## WORK INSTRUCTION
Go through the data below line by line and count those containing the word "gossip". Reply with the count only.

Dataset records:
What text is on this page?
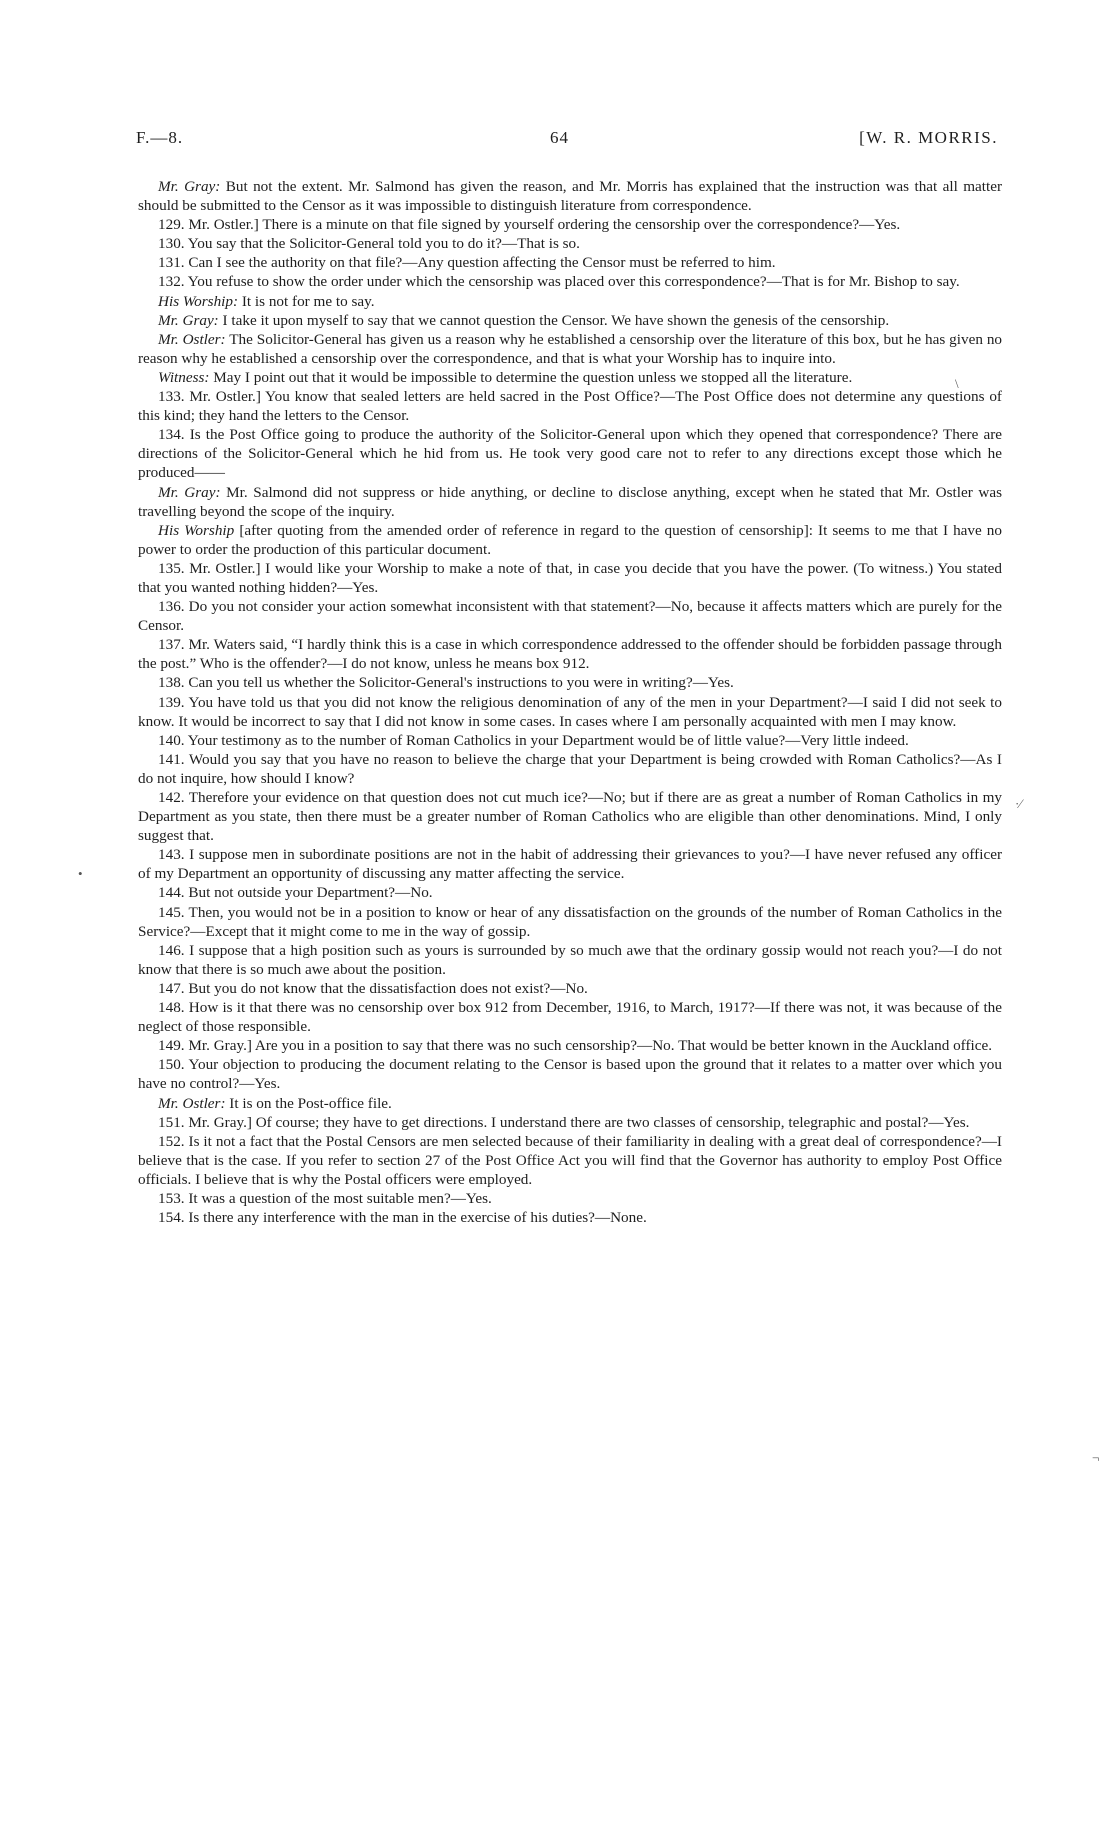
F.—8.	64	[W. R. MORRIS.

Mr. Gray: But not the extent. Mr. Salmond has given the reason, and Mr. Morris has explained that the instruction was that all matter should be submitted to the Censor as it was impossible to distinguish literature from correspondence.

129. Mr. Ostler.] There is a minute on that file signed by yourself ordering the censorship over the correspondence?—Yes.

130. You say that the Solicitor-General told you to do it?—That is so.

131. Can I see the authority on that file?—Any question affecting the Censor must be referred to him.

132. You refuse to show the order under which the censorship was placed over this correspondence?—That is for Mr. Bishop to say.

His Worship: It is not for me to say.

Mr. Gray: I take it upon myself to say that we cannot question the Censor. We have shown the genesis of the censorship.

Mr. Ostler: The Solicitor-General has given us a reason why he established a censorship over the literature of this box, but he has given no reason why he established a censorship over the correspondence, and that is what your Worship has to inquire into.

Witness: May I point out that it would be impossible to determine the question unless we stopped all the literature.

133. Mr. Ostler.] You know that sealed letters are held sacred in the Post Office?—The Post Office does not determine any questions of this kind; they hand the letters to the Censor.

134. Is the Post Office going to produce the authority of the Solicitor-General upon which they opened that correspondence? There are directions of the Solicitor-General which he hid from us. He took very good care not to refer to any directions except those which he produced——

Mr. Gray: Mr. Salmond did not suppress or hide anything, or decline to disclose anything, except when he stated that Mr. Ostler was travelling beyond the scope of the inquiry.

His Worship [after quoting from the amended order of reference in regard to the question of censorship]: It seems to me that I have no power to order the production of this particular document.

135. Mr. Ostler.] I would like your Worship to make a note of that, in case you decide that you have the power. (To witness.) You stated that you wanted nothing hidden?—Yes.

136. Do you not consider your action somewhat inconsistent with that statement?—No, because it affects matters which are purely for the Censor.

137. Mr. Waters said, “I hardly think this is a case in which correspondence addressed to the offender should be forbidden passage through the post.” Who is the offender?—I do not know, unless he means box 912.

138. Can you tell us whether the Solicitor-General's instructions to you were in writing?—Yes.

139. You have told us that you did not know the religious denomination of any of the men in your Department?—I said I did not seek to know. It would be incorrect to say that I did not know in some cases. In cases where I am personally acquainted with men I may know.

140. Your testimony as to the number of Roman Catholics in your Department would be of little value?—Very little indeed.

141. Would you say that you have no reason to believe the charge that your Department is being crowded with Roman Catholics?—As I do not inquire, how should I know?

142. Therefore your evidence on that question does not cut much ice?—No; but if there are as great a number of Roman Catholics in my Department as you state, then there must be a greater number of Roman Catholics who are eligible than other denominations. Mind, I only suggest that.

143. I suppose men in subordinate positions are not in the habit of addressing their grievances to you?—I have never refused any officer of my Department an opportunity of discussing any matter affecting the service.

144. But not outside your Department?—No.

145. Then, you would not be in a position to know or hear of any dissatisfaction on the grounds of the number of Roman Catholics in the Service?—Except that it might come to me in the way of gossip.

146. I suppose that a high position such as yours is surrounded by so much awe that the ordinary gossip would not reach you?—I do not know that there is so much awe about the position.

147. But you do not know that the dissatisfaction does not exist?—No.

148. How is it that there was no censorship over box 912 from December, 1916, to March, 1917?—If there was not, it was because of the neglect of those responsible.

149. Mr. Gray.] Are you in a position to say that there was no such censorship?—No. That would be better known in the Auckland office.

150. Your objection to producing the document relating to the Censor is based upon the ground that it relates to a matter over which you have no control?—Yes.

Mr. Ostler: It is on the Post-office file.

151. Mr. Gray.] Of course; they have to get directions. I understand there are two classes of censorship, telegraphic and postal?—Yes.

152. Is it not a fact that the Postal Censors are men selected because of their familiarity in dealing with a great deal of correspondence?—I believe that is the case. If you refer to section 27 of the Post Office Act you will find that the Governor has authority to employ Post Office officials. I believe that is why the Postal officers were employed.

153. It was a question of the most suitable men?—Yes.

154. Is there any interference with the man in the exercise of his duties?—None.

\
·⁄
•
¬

## EXERCISE SOLUTION
2